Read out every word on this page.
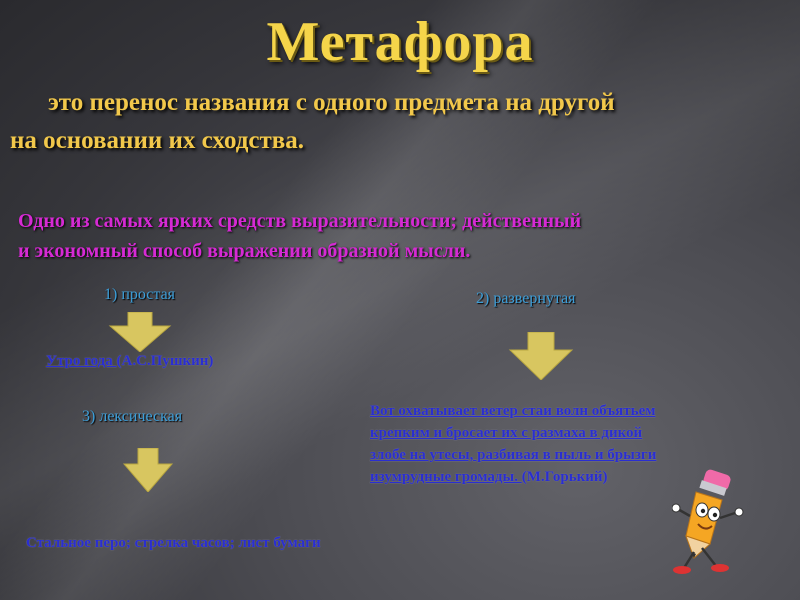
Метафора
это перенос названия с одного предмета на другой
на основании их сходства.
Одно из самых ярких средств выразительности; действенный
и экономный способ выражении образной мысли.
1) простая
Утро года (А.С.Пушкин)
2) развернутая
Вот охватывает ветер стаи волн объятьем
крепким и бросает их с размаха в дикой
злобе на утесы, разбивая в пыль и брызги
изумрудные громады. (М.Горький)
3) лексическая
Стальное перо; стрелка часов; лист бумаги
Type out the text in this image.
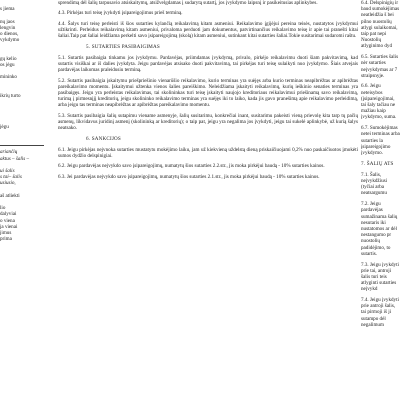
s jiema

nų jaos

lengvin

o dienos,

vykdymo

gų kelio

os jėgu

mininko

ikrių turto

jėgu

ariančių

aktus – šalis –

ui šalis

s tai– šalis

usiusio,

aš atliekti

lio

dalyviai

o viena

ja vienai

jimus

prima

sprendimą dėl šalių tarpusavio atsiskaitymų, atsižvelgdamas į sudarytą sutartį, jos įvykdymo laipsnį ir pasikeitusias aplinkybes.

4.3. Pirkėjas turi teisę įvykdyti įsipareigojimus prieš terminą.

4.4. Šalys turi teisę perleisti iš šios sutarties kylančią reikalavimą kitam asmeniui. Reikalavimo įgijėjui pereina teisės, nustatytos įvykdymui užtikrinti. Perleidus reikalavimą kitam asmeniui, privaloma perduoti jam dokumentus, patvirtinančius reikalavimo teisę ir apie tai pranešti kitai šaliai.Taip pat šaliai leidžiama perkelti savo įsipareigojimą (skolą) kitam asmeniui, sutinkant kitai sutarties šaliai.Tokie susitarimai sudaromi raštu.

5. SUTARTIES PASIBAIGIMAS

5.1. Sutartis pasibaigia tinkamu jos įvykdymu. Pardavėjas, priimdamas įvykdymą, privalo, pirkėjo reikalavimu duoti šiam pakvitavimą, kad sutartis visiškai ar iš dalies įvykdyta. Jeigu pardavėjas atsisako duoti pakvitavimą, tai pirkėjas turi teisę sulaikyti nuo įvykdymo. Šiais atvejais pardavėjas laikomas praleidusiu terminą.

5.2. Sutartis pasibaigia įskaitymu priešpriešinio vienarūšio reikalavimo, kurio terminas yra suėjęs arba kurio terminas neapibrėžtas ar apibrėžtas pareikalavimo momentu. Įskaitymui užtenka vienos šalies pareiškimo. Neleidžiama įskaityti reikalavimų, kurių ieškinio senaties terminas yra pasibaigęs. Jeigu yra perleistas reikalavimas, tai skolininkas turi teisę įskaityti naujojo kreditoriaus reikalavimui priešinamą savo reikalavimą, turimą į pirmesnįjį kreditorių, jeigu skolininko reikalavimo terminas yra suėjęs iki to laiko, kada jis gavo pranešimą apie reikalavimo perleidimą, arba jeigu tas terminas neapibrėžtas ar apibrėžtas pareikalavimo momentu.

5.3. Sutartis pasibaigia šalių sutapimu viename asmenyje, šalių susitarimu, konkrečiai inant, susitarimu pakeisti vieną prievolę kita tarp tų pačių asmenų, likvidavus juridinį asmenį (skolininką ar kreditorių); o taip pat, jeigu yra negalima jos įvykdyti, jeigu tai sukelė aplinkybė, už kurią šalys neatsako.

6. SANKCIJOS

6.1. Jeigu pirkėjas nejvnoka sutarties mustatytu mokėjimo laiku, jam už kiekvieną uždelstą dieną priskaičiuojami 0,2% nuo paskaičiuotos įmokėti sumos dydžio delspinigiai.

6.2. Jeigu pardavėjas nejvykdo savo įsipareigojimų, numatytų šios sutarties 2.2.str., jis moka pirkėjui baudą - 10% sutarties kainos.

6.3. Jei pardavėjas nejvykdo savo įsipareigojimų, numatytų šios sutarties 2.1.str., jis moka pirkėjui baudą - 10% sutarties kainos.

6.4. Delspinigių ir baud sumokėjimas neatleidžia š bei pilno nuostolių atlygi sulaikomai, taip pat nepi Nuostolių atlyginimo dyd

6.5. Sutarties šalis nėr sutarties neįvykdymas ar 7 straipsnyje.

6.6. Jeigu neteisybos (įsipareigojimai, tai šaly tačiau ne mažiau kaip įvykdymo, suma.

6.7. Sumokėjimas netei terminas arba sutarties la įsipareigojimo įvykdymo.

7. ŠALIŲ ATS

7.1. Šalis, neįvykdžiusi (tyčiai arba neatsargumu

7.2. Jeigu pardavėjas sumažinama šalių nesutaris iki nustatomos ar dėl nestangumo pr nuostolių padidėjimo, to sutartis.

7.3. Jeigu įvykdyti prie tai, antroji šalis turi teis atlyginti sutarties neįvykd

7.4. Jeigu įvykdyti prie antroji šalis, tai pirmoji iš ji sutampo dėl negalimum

* * *

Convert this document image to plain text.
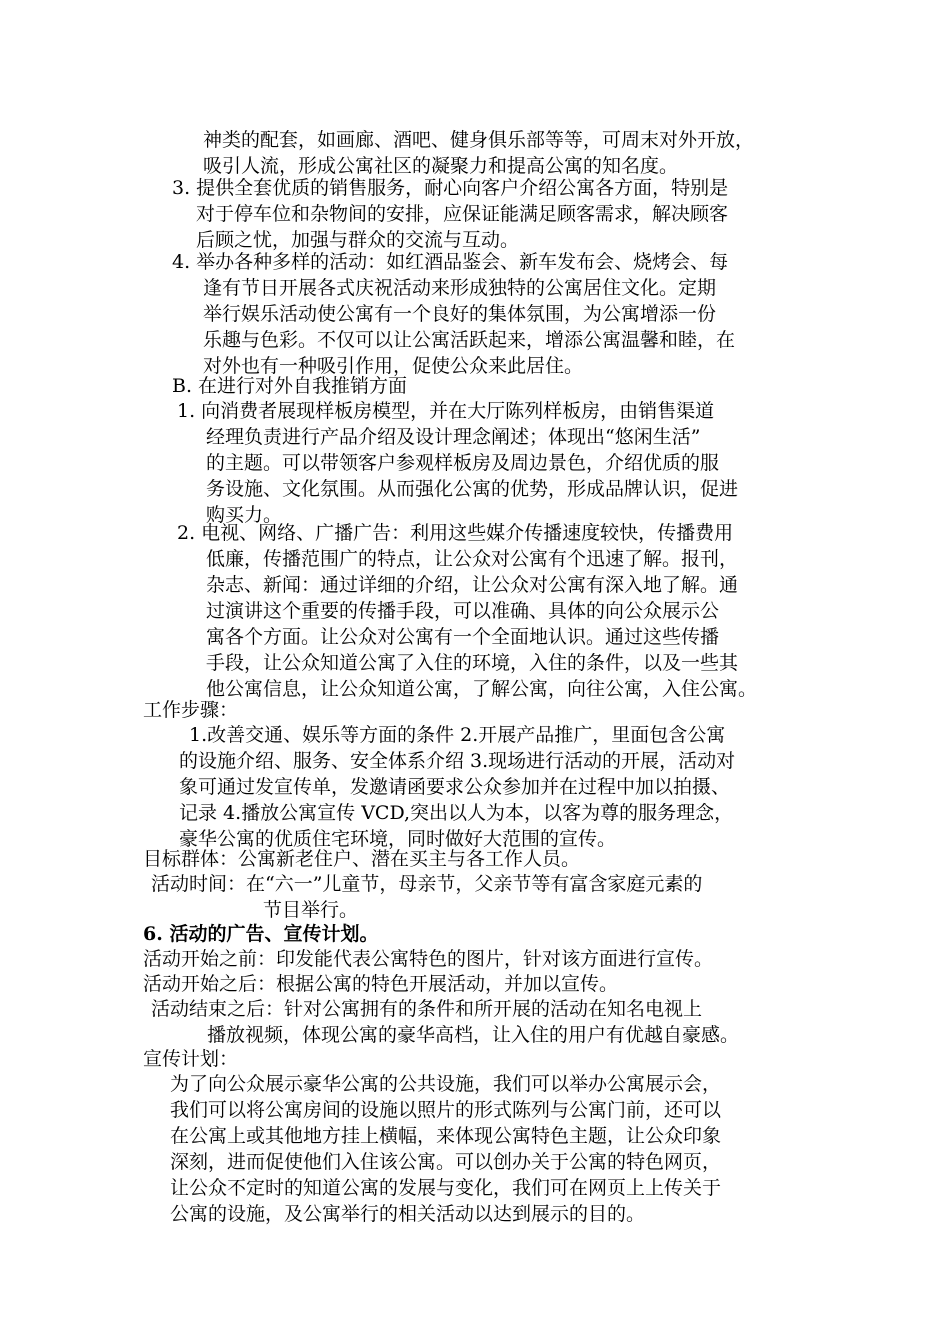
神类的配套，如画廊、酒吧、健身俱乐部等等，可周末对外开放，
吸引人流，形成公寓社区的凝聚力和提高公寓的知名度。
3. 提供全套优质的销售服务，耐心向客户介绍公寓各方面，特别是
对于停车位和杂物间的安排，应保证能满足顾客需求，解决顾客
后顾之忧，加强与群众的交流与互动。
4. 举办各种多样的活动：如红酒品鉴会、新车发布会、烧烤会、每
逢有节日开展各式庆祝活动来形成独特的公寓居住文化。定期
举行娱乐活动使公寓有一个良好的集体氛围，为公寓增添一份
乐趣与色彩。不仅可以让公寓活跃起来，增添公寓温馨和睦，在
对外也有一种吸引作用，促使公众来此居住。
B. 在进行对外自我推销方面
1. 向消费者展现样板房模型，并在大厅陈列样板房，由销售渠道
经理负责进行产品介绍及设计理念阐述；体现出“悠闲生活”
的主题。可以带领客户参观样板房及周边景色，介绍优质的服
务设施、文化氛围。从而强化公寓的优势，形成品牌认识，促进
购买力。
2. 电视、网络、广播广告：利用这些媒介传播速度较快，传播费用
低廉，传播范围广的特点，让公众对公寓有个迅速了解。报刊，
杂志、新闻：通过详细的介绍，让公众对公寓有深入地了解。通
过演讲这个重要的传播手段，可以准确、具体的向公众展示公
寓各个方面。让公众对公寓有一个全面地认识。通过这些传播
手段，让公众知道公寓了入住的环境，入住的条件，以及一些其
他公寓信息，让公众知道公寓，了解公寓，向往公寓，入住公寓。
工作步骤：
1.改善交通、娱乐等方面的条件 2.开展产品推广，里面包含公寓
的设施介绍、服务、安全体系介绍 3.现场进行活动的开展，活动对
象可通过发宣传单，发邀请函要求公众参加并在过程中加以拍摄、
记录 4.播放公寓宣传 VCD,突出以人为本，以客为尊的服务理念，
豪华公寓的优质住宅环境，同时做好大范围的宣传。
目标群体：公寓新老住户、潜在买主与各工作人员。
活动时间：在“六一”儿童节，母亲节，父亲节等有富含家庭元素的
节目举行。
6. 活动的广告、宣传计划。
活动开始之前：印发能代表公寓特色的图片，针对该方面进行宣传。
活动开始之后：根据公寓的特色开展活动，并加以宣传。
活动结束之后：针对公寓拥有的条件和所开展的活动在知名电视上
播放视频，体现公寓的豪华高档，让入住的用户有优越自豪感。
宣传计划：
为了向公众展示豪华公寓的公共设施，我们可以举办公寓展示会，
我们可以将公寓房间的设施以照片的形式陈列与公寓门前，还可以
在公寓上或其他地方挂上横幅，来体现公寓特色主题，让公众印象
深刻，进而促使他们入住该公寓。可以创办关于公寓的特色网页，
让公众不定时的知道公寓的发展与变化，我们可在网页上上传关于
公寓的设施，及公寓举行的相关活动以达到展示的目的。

...

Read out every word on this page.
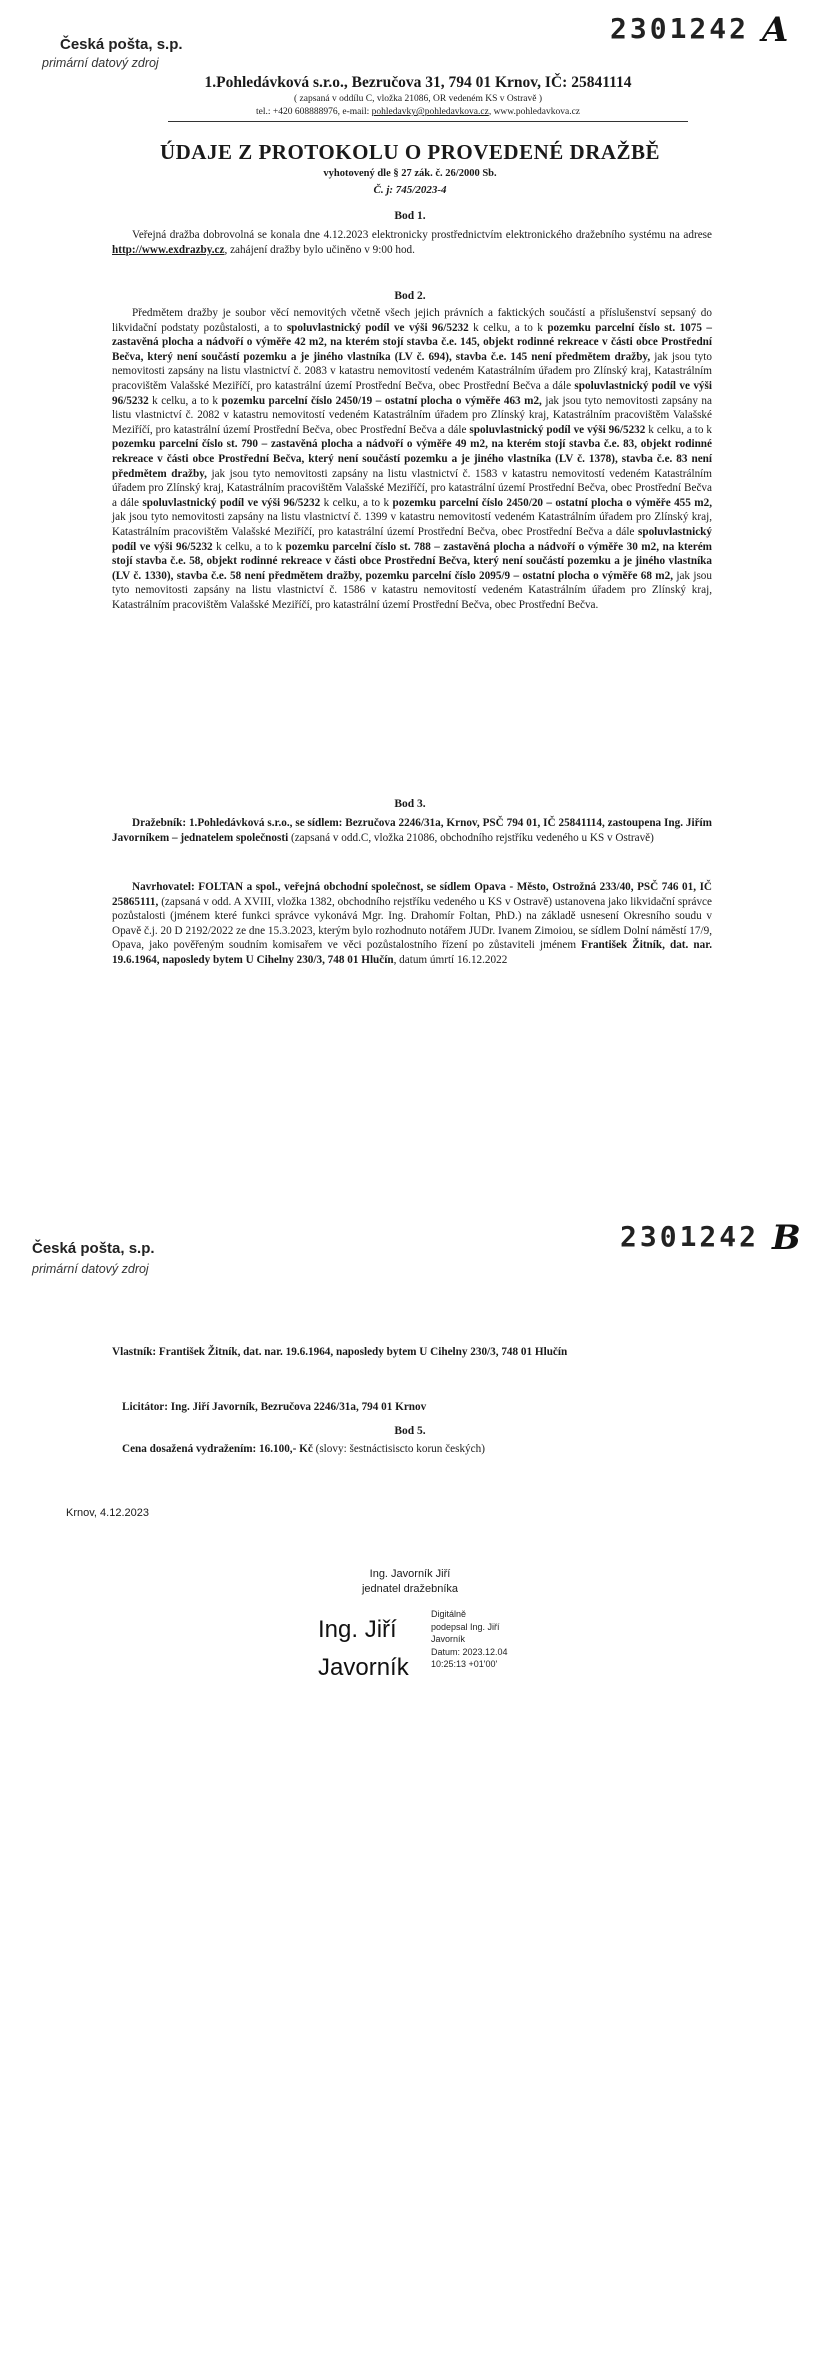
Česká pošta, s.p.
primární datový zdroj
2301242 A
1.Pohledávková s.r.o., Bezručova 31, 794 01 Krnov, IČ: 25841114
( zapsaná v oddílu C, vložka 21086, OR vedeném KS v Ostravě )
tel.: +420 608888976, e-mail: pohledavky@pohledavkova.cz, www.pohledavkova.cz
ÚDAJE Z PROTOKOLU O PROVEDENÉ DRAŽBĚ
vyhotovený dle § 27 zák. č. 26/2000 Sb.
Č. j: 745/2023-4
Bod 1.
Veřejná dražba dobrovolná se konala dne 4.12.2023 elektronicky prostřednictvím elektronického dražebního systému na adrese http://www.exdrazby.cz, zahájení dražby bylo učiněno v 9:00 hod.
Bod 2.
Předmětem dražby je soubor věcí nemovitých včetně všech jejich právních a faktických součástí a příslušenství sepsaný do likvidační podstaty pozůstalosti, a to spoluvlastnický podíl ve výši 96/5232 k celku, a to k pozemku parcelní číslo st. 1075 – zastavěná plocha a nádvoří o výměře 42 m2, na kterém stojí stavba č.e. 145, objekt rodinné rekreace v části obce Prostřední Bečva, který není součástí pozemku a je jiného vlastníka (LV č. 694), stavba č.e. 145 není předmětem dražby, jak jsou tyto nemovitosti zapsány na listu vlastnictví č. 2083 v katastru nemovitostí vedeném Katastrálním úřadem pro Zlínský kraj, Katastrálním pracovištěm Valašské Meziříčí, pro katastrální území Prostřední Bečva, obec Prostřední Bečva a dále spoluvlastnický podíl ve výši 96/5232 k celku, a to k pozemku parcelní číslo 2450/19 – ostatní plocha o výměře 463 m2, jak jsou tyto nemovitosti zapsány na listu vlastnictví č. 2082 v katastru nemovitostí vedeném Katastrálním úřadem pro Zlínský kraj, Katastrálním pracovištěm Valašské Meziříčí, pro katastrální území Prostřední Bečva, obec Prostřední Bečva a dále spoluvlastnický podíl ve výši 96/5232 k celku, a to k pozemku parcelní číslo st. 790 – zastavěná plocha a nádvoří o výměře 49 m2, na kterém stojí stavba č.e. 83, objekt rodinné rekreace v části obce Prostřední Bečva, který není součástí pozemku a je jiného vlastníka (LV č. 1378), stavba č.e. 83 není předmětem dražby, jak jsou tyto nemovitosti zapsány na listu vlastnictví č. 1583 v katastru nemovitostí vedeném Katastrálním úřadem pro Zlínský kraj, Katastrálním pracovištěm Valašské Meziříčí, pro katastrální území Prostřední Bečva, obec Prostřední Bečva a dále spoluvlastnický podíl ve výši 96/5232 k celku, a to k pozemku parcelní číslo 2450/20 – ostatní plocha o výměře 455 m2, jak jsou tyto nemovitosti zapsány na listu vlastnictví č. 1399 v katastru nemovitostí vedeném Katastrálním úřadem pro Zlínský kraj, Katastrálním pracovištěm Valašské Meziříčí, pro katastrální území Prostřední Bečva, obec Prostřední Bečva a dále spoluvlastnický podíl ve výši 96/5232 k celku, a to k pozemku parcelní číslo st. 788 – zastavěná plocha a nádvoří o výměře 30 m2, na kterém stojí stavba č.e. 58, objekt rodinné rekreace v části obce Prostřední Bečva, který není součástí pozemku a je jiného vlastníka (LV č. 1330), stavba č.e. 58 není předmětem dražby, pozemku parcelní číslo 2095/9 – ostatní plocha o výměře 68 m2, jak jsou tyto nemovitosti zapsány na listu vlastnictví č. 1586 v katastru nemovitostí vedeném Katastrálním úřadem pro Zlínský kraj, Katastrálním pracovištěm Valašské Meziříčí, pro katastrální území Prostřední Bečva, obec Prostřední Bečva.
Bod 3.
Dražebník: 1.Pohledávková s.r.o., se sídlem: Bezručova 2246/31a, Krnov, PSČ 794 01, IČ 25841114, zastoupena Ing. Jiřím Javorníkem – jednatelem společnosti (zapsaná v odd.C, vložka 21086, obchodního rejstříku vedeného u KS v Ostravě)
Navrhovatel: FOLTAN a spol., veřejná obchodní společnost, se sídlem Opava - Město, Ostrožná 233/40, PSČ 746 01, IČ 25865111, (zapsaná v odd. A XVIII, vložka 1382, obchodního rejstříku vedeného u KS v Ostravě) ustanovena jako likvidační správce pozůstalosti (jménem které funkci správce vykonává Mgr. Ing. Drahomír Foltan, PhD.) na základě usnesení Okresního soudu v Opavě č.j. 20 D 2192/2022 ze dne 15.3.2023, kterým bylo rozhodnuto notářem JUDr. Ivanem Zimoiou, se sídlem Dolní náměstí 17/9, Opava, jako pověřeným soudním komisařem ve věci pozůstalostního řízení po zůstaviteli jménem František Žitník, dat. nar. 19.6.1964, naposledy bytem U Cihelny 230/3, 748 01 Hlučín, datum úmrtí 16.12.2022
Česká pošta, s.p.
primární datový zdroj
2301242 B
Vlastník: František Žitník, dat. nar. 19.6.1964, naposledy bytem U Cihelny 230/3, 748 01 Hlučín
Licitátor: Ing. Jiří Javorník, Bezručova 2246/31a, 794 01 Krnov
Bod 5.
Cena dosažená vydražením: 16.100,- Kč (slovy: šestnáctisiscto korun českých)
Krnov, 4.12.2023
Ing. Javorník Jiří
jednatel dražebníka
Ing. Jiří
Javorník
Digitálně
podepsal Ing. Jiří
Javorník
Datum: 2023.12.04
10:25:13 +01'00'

What the exercise asks: Which lines include the word "terminą"? Copy every one of them.

The output:
4.3. Pirkėjas turi teisę įvykdyti įsipareigojimus prieš terminą.
5.1. Sutartis pasibaigia tinkamu jos įvykdymu. Pardavėjas, priimdamas įvykdymą, privalo, pirkėjo reikalavimu duoti šiam pakvitavimą, kad sutartis visiškai ar iš dalies įvykdyta. Jeigu pardavėjas atsisako duoti pakvitavimą, tai pirkėjas turi teisę sulaikyti nuo įvykdymo. Šiais atvejais pardavėjas laikomas praleidusiu terminą.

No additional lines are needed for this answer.